# What is being asked
Find and return each line containing "left".

# Records provided
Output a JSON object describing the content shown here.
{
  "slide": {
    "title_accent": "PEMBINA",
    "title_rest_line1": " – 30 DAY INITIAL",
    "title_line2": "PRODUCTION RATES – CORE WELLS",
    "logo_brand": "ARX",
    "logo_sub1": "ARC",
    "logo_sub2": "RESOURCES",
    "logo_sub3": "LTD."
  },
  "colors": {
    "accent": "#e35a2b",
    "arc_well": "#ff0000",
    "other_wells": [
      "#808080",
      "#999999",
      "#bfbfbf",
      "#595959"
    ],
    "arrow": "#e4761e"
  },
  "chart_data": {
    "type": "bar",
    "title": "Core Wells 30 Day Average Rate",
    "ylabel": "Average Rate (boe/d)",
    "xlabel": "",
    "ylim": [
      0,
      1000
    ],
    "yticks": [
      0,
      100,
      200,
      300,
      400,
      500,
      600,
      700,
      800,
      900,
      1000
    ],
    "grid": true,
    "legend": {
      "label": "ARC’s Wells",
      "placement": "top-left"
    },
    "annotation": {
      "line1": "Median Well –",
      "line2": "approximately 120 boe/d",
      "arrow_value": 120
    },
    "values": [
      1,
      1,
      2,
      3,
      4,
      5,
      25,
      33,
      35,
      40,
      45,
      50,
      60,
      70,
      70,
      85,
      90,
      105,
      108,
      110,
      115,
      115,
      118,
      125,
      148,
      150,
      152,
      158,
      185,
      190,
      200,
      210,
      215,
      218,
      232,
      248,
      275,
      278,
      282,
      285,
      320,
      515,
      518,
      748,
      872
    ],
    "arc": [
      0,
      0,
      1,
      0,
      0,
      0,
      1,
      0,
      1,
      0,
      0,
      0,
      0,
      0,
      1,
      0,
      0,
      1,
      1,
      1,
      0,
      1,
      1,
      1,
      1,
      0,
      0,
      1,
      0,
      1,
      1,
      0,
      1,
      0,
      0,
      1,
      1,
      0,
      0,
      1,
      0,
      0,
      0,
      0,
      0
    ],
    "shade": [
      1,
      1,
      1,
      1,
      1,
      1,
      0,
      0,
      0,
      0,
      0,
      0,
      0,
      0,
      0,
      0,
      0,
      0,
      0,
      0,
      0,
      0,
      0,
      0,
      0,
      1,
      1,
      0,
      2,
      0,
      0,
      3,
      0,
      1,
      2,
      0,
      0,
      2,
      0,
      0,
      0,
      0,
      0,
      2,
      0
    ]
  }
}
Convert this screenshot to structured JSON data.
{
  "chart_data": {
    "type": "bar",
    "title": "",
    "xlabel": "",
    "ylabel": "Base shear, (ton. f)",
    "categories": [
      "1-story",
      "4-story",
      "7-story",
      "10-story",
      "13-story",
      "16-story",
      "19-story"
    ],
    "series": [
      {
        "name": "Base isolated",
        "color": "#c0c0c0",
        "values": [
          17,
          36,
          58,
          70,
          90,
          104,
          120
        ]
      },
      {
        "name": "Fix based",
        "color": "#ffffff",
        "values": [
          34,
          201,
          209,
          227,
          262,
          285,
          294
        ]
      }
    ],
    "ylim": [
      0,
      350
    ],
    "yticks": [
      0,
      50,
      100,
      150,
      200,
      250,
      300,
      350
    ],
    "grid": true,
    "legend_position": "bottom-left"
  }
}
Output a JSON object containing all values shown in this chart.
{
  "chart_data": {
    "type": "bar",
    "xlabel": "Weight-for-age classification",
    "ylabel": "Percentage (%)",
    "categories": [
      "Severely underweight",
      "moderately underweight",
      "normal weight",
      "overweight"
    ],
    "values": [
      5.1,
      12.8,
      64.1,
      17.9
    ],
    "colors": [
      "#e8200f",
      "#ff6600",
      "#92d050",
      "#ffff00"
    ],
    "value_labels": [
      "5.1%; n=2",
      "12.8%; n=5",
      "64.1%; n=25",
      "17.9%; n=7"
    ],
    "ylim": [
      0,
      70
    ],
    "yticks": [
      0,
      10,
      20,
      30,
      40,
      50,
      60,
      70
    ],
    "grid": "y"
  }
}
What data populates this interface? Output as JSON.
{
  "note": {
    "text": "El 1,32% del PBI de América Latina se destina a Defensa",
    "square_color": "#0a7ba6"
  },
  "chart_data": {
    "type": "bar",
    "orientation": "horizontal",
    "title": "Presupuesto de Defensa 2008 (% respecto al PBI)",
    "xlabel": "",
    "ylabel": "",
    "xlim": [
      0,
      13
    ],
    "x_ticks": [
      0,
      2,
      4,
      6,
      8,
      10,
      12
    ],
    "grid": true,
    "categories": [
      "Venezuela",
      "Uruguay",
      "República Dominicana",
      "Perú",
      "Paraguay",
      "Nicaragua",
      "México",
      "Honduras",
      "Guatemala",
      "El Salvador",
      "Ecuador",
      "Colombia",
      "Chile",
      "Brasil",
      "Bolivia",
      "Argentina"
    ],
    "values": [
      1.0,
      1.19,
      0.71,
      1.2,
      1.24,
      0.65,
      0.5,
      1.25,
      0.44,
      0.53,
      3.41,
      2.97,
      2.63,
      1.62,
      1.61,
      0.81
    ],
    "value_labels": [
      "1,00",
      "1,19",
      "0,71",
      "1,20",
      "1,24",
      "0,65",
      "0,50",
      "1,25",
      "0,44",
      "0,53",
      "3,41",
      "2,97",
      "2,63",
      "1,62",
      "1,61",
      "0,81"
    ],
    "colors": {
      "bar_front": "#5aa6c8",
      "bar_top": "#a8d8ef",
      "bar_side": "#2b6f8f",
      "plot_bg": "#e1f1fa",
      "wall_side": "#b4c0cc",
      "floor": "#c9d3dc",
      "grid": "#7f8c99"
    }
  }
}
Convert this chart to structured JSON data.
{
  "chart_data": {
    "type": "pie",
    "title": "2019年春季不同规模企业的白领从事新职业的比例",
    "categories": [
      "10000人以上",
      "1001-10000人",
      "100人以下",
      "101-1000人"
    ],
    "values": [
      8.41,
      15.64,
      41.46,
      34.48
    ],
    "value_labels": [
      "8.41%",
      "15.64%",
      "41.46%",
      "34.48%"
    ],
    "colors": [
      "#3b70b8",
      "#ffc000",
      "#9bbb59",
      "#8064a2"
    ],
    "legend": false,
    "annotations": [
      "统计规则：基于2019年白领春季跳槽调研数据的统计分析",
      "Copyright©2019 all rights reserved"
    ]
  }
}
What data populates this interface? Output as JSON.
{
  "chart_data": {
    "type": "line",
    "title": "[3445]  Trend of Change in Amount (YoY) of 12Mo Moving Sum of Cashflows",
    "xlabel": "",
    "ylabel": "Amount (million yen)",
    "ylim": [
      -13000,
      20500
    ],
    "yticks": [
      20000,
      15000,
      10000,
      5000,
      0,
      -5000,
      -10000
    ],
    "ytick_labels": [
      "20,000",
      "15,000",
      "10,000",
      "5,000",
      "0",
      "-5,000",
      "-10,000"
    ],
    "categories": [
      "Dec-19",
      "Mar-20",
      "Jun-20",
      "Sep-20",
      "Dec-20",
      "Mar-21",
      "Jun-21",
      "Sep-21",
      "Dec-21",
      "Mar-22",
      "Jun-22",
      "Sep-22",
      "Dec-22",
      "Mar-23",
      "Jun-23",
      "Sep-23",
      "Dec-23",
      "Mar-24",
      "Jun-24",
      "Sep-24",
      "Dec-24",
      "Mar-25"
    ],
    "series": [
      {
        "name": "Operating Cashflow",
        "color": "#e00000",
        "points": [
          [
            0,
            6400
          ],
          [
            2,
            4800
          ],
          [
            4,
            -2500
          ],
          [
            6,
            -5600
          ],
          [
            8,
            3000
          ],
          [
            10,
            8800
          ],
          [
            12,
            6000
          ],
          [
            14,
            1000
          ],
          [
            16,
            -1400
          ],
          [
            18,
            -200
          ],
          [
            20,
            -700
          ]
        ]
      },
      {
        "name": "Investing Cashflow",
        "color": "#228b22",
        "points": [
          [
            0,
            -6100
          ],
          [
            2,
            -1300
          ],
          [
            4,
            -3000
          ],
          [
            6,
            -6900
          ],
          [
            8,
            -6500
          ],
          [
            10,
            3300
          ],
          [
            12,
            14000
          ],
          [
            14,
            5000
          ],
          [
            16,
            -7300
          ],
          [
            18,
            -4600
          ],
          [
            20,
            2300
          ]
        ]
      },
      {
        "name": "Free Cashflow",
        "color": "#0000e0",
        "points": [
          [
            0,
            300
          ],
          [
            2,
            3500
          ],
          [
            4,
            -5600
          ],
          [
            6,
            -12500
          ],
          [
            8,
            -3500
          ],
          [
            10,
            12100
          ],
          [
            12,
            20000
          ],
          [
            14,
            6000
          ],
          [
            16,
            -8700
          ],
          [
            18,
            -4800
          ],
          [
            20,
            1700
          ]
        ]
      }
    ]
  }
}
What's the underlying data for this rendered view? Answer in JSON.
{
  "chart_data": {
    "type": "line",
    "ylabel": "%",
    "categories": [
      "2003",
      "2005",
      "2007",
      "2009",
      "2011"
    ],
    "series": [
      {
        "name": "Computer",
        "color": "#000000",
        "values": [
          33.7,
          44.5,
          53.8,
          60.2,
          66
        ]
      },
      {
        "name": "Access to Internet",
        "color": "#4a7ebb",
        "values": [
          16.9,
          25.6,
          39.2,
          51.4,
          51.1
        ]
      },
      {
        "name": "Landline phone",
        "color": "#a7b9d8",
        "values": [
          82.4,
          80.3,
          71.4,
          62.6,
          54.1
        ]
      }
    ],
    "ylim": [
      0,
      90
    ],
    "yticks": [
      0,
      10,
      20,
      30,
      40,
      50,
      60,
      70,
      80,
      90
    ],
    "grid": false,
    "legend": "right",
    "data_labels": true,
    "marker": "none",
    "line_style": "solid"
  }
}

# Reply to the task
      "placement": "top-left"
    "legend_position": "bottom-left"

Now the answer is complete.